--- BEGIN SUPPLIED RECORDS ---

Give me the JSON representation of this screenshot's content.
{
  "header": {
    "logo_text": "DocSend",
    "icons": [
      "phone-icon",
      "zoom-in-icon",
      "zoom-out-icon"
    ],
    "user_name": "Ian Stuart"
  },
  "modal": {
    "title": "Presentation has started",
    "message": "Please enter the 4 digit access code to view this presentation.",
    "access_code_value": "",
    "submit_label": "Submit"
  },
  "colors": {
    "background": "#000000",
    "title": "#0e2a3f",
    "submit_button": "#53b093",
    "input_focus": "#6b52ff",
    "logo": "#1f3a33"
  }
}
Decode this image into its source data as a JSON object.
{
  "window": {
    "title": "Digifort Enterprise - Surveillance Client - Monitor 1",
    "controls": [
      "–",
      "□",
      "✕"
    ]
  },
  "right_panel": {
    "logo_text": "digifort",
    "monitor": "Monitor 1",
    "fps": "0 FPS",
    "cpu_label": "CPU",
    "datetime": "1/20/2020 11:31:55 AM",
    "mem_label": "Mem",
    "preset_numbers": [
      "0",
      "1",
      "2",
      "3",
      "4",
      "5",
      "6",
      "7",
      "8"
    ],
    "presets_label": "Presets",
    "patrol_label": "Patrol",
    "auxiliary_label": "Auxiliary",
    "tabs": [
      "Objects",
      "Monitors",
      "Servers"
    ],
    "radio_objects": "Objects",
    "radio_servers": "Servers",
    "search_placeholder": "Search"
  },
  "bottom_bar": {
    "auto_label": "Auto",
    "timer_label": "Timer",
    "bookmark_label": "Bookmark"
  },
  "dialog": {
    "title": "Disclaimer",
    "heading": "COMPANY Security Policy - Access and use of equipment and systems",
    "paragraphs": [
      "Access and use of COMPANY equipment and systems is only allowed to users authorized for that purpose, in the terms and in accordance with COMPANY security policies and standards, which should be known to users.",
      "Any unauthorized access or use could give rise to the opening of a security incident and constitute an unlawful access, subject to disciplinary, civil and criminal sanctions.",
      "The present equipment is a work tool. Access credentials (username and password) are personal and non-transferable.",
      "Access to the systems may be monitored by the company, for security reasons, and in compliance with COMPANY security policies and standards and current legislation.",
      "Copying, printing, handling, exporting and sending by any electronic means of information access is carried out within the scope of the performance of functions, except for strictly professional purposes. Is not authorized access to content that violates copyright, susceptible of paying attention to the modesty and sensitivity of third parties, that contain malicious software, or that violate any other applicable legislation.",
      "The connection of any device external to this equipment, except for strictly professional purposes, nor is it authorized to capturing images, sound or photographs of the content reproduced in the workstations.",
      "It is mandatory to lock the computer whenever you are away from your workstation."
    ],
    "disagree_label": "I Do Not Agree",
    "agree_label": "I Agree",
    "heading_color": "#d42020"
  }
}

--- END SUPPLIED RECORDS ---

- **WHAT THIS TASK INVOLVES**: Copy the material above, line for line.

- **EXPECTED ANSWER**:
Give me the JSON representation of this screenshot's content.
{
  "header": {
    "logo_text": "DocSend",
    "icons": [
      "phone-icon",
      "zoom-in-icon",
      "zoom-out-icon"
    ],
    "user_name": "Ian Stuart"
  },
  "modal": {
    "title": "Presentation has started",
    "message": "Please enter the 4 digit access code to view this presentation.",
    "access_code_value": "",
    "submit_label": "Submit"
  },
  "colors": {
    "background": "#000000",
    "title": "#0e2a3f",
    "submit_button": "#53b093",
    "input_focus": "#6b52ff",
    "logo": "#1f3a33"
  }
}
Decode this image into its source data as a JSON object.
{
  "window": {
    "title": "Digifort Enterprise - Surveillance Client - Monitor 1",
    "controls": [
      "–",
      "□",
      "✕"
    ]
  },
  "right_panel": {
    "logo_text": "digifort",
    "monitor": "Monitor 1",
    "fps": "0 FPS",
    "cpu_label": "CPU",
    "datetime": "1/20/2020 11:31:55 AM",
    "mem_label": "Mem",
    "preset_numbers": [
      "0",
      "1",
      "2",
      "3",
      "4",
      "5",
      "6",
      "7",
      "8"
    ],
    "presets_label": "Presets",
    "patrol_label": "Patrol",
    "auxiliary_label": "Auxiliary",
    "tabs": [
      "Objects",
      "Monitors",
      "Servers"
    ],
    "radio_objects": "Objects",
    "radio_servers": "Servers",
    "search_placeholder": "Search"
  },
  "bottom_bar": {
    "auto_label": "Auto",
    "timer_label": "Timer",
    "bookmark_label": "Bookmark"
  },
  "dialog": {
    "title": "Disclaimer",
    "heading": "COMPANY Security Policy - Access and use of equipment and systems",
    "paragraphs": [
      "Access and use of COMPANY equipment and systems is only allowed to users authorized for that purpose, in the terms and in accordance with COMPANY security policies and standards, which should be known to users.",
      "Any unauthorized access or use could give rise to the opening of a security incident and constitute an unlawful access, subject to disciplinary, civil and criminal sanctions.",
      "The present equipment is a work tool. Access credentials (username and password) are personal and non-transferable.",
      "Access to the systems may be monitored by the company, for security reasons, and in compliance with COMPANY security policies and standards and current legislation.",
      "Copying, printing, handling, exporting and sending by any electronic means of information access is carried out within the scope of the performance of functions, except for strictly professional purposes. Is not authorized access to content that violates copyright, susceptible of paying attention to the modesty and sensitivity of third parties, that contain malicious software, or that violate any other applicable legislation.",
      "The connection of any device external to this equipment, except for strictly professional purposes, nor is it authorized to capturing images, sound or photographs of the content reproduced in the workstations.",
      "It is mandatory to lock the computer whenever you are away from your workstation."
    ],
    "disagree_label": "I Do Not Agree",
    "agree_label": "I Agree",
    "heading_color": "#d42020"
  }
}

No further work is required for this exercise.